## Stated goal
Each entry must be given again exactly; images do not belong in the copy.

## Input material
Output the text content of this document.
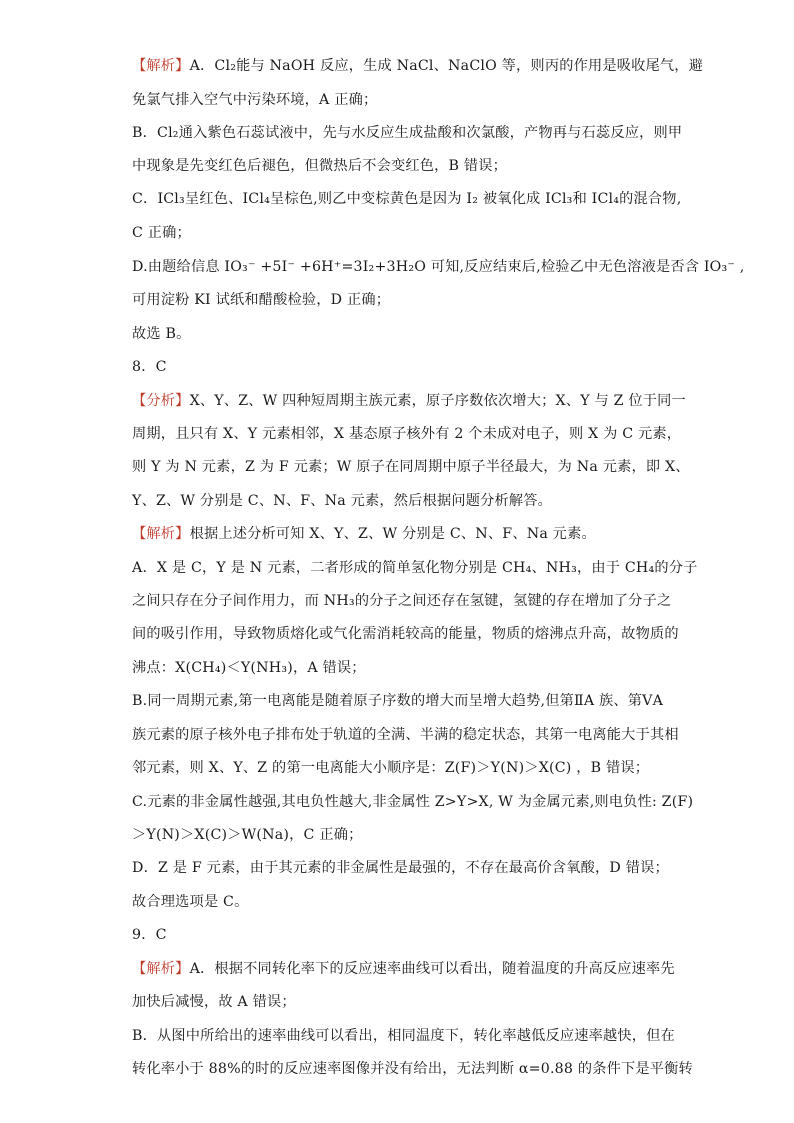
【解析】A．Cl₂能与 NaOH 反应，生成 NaCl、NaClO 等，则丙的作用是吸收尾气，避
免氯气排入空气中污染环境，A 正确；
B．Cl₂通入紫色石蕊试液中，先与水反应生成盐酸和次氯酸，产物再与石蕊反应，则甲
中现象是先变红色后褪色，但微热后不会变红色，B 错误；
C．ICl₃呈红色、ICl₄呈棕色,则乙中变棕黄色是因为 I₂ 被氧化成 ICl₃和 ICl₄的混合物,
C 正确；
D.由题给信息 IO₃⁻ +5I⁻ +6H⁺=3I₂+3H₂O 可知,反应结束后,检验乙中无色溶液是否含 IO₃⁻ ,
可用淀粉 KI 试纸和醋酸检验，D 正确；
故选 B。
8．C
【分析】X、Y、Z、W 四种短周期主族元素，原子序数依次增大；X、Y 与 Z 位于同一
周期，且只有 X、Y 元素相邻，X 基态原子核外有 2 个未成对电子，则 X 为 C 元素，
则 Y 为 N 元素，Z 为 F 元素；W 原子在同周期中原子半径最大，为 Na 元素，即 X、
Y、Z、W 分别是 C、N、F、Na 元素，然后根据问题分析解答。
【解析】根据上述分析可知 X、Y、Z、W 分别是 C、N、F、Na 元素。
A．X 是 C，Y 是 N 元素，二者形成的简单氢化物分别是 CH₄、NH₃，由于 CH₄的分子
之间只存在分子间作用力，而 NH₃的分子之间还存在氢键，氢键的存在增加了分子之
间的吸引作用，导致物质熔化或气化需消耗较高的能量，物质的熔沸点升高，故物质的
沸点：X(CH₄)＜Y(NH₃)，A 错误；
B.同一周期元素,第一电离能是随着原子序数的增大而呈增大趋势,但第ⅡA 族、第ⅤA
族元素的原子核外电子排布处于轨道的全满、半满的稳定状态，其第一电离能大于其相
邻元素，则 X、Y、Z 的第一电离能大小顺序是：Z(F)＞Y(N)＞X(C) ，B 错误；
C.元素的非金属性越强,其电负性越大,非金属性 Z>Y>X, W 为金属元素,则电负性: Z(F)
＞Y(N)＞X(C)＞W(Na)，C 正确；
D．Z 是 F 元素，由于其元素的非金属性是最强的，不存在最高价含氧酸，D 错误；
故合理选项是 C。
9．C
【解析】A．根据不同转化率下的反应速率曲线可以看出，随着温度的升高反应速率先
加快后减慢，故 A 错误；
B．从图中所给出的速率曲线可以看出，相同温度下，转化率越低反应速率越快，但在
转化率小于 88%的时的反应速率图像并没有给出，无法判断 α=0.88 的条件下是平衡转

## Task response
Output the text content of this document.
【解析】A．Cl₂能与 NaOH 反应，生成 NaCl、NaClO 等，则丙的作用是吸收尾气，避
免氯气排入空气中污染环境，A 正确；
B．Cl₂通入紫色石蕊试液中，先与水反应生成盐酸和次氯酸，产物再与石蕊反应，则甲
中现象是先变红色后褪色，但微热后不会变红色，B 错误；
C．ICl₃呈红色、ICl₄呈棕色,则乙中变棕黄色是因为 I₂ 被氧化成 ICl₃和 ICl₄的混合物,
C 正确；
D.由题给信息 IO₃⁻ +5I⁻ +6H⁺=3I₂+3H₂O 可知,反应结束后,检验乙中无色溶液是否含 IO₃⁻ ,
可用淀粉 KI 试纸和醋酸检验，D 正确；
故选 B。
8．C
【分析】X、Y、Z、W 四种短周期主族元素，原子序数依次增大；X、Y 与 Z 位于同一
周期，且只有 X、Y 元素相邻，X 基态原子核外有 2 个未成对电子，则 X 为 C 元素，
则 Y 为 N 元素，Z 为 F 元素；W 原子在同周期中原子半径最大，为 Na 元素，即 X、
Y、Z、W 分别是 C、N、F、Na 元素，然后根据问题分析解答。
【解析】根据上述分析可知 X、Y、Z、W 分别是 C、N、F、Na 元素。
A．X 是 C，Y 是 N 元素，二者形成的简单氢化物分别是 CH₄、NH₃，由于 CH₄的分子
之间只存在分子间作用力，而 NH₃的分子之间还存在氢键，氢键的存在增加了分子之
间的吸引作用，导致物质熔化或气化需消耗较高的能量，物质的熔沸点升高，故物质的
沸点：X(CH₄)＜Y(NH₃)，A 错误；
B.同一周期元素,第一电离能是随着原子序数的增大而呈增大趋势,但第ⅡA 族、第ⅤA
族元素的原子核外电子排布处于轨道的全满、半满的稳定状态，其第一电离能大于其相
邻元素，则 X、Y、Z 的第一电离能大小顺序是：Z(F)＞Y(N)＞X(C) ，B 错误；
C.元素的非金属性越强,其电负性越大,非金属性 Z>Y>X, W 为金属元素,则电负性: Z(F)
＞Y(N)＞X(C)＞W(Na)，C 正确；
D．Z 是 F 元素，由于其元素的非金属性是最强的，不存在最高价含氧酸，D 错误；
故合理选项是 C。
9．C
【解析】A．根据不同转化率下的反应速率曲线可以看出，随着温度的升高反应速率先
加快后减慢，故 A 错误；
B．从图中所给出的速率曲线可以看出，相同温度下，转化率越低反应速率越快，但在
转化率小于 88%的时的反应速率图像并没有给出，无法判断 α=0.88 的条件下是平衡转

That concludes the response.